- [Required work]
Pull out every line with the word "name" from the entries below.

Start of Material supplied

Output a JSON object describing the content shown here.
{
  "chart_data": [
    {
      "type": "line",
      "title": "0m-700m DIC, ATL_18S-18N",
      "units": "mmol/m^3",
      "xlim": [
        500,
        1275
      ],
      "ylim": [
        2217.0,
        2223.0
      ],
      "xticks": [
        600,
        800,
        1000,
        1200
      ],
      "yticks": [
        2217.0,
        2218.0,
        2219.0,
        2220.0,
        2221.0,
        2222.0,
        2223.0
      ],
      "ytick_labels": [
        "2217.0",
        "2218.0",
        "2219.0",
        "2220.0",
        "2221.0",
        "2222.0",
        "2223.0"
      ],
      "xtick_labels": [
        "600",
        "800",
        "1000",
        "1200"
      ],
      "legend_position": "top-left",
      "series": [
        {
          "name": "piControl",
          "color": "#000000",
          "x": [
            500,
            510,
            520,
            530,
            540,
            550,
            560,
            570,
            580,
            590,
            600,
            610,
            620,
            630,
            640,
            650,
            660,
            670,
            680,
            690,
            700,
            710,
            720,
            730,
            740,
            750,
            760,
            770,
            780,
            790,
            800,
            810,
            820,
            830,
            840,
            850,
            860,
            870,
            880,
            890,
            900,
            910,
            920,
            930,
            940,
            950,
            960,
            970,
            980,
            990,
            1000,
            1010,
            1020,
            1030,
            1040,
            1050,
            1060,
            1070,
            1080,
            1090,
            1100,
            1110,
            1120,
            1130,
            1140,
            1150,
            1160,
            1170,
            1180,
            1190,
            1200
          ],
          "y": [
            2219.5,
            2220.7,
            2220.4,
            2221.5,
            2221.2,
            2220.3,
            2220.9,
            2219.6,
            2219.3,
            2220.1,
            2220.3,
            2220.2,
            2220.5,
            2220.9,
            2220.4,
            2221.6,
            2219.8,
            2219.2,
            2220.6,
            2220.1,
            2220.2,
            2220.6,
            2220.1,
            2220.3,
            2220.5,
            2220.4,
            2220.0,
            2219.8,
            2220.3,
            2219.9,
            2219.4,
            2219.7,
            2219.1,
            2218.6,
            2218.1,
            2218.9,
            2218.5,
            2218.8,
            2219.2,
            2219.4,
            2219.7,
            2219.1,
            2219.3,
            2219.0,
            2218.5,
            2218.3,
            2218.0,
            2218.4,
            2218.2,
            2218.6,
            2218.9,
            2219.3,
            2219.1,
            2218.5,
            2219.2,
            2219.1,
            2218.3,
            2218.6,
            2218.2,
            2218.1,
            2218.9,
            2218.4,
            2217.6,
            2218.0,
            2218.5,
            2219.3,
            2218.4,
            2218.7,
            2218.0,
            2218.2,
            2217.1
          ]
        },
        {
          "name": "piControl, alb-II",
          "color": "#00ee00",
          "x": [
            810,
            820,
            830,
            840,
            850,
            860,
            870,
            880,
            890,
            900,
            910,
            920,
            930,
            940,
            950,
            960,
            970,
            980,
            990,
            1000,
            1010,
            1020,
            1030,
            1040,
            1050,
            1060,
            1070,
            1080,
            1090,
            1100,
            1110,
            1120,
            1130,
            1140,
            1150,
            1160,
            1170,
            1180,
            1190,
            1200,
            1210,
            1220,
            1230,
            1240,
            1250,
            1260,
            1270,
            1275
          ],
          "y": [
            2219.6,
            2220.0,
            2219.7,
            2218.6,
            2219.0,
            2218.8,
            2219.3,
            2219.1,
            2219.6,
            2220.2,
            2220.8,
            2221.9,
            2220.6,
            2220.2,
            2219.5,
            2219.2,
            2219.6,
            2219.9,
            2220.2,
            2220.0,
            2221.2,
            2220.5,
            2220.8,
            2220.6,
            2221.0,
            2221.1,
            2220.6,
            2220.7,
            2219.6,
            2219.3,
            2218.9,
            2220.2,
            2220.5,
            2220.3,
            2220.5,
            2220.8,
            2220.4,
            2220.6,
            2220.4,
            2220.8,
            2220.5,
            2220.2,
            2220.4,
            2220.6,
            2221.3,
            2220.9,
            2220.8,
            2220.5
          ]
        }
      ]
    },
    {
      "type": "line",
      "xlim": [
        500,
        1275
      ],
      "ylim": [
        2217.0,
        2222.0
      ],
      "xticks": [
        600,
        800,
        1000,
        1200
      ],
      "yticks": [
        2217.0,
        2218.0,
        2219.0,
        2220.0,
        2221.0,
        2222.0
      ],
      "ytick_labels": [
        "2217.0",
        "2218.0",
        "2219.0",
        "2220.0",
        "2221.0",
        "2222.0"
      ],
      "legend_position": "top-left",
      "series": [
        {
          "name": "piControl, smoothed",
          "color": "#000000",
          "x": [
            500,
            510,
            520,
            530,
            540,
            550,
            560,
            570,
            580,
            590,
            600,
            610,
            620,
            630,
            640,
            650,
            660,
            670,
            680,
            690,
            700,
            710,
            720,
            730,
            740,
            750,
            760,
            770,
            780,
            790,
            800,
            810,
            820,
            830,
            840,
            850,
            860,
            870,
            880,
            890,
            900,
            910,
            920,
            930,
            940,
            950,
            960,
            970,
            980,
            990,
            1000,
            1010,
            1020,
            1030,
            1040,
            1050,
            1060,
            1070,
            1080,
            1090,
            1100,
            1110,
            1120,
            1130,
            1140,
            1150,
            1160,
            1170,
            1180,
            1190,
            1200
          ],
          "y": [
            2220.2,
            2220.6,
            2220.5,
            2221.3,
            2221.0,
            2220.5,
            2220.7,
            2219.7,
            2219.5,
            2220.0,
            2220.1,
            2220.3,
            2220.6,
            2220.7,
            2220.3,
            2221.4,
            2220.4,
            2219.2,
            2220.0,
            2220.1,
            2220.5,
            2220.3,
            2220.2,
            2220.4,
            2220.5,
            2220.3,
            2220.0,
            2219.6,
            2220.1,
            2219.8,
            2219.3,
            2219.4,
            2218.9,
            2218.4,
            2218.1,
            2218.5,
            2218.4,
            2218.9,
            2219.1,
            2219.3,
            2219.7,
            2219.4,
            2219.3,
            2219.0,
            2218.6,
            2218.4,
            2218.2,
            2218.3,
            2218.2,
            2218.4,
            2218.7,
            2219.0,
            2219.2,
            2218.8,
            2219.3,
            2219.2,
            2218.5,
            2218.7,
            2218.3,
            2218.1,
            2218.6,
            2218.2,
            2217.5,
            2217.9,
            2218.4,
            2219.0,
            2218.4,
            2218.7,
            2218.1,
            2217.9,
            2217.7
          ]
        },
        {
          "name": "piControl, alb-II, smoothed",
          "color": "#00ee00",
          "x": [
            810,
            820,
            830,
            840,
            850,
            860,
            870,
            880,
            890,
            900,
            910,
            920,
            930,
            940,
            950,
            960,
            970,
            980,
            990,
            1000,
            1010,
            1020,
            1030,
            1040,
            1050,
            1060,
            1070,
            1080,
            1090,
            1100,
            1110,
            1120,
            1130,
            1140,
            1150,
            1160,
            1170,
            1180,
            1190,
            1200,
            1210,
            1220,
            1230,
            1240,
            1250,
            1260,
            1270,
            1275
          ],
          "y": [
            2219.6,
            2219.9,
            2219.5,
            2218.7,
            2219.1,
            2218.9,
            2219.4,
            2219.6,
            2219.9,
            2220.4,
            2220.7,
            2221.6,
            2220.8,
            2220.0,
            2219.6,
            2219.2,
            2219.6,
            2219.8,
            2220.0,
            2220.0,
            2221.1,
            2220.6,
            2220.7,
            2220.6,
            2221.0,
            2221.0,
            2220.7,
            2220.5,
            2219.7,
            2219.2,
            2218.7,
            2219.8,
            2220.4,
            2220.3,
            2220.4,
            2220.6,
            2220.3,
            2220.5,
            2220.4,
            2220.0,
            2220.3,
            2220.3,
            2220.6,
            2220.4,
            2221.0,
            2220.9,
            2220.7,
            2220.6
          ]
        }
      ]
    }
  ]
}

End of Material supplied

- [Finished task]
          "name": "piControl",
          "name": "piControl, alb-II",
          "name": "piControl, smoothed",
          "name": "piControl, alb-II, smoothed",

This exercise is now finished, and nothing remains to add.